Records from a collection of figures:
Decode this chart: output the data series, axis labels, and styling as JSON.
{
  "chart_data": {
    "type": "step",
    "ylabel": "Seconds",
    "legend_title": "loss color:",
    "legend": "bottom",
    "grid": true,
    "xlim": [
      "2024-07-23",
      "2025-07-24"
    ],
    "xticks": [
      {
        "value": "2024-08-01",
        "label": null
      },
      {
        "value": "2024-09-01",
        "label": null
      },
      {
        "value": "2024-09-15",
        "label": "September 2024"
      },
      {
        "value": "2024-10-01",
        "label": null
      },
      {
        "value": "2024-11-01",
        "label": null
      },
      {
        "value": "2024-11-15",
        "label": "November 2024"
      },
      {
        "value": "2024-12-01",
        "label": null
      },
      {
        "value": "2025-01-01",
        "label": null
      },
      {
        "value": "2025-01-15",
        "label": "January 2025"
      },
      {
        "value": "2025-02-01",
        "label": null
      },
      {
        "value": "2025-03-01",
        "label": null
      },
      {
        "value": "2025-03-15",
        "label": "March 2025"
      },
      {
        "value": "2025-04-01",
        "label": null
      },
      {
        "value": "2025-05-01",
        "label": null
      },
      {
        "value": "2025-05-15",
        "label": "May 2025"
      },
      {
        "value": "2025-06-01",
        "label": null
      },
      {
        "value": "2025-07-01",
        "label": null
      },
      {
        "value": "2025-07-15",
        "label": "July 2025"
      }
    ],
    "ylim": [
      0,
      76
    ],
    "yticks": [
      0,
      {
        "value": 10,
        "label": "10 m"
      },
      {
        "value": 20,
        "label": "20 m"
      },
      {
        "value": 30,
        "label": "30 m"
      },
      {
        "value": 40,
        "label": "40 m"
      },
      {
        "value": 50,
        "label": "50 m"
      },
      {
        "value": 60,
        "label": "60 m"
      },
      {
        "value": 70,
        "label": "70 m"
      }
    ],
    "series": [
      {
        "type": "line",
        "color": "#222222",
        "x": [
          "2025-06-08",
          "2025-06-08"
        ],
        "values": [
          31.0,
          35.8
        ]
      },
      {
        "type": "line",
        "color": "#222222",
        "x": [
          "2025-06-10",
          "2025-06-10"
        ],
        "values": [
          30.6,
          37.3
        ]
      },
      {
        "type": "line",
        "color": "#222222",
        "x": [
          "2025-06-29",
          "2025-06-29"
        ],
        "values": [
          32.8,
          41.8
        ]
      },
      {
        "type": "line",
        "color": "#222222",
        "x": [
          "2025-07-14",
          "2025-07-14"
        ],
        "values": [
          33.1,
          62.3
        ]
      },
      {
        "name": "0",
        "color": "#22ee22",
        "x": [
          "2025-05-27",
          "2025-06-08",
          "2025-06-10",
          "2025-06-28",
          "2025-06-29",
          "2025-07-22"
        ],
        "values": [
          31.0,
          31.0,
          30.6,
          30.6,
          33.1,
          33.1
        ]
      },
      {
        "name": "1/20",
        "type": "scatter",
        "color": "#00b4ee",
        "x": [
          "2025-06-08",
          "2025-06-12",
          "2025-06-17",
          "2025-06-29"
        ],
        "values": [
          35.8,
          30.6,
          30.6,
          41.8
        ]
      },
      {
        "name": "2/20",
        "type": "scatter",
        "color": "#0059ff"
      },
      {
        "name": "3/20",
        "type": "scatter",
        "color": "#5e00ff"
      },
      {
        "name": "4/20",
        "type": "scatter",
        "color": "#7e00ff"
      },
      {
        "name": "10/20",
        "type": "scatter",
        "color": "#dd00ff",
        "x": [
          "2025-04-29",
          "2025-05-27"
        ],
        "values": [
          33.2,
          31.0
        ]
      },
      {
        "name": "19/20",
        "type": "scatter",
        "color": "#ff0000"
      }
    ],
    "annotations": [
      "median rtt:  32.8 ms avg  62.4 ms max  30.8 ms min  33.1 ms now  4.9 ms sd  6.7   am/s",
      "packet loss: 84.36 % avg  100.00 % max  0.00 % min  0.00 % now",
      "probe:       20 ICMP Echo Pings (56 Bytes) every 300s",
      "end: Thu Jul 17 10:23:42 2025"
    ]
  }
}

■ Stated exercise: Only a number is wanted: how many lines above include "color"?

■ Solution to this task: 12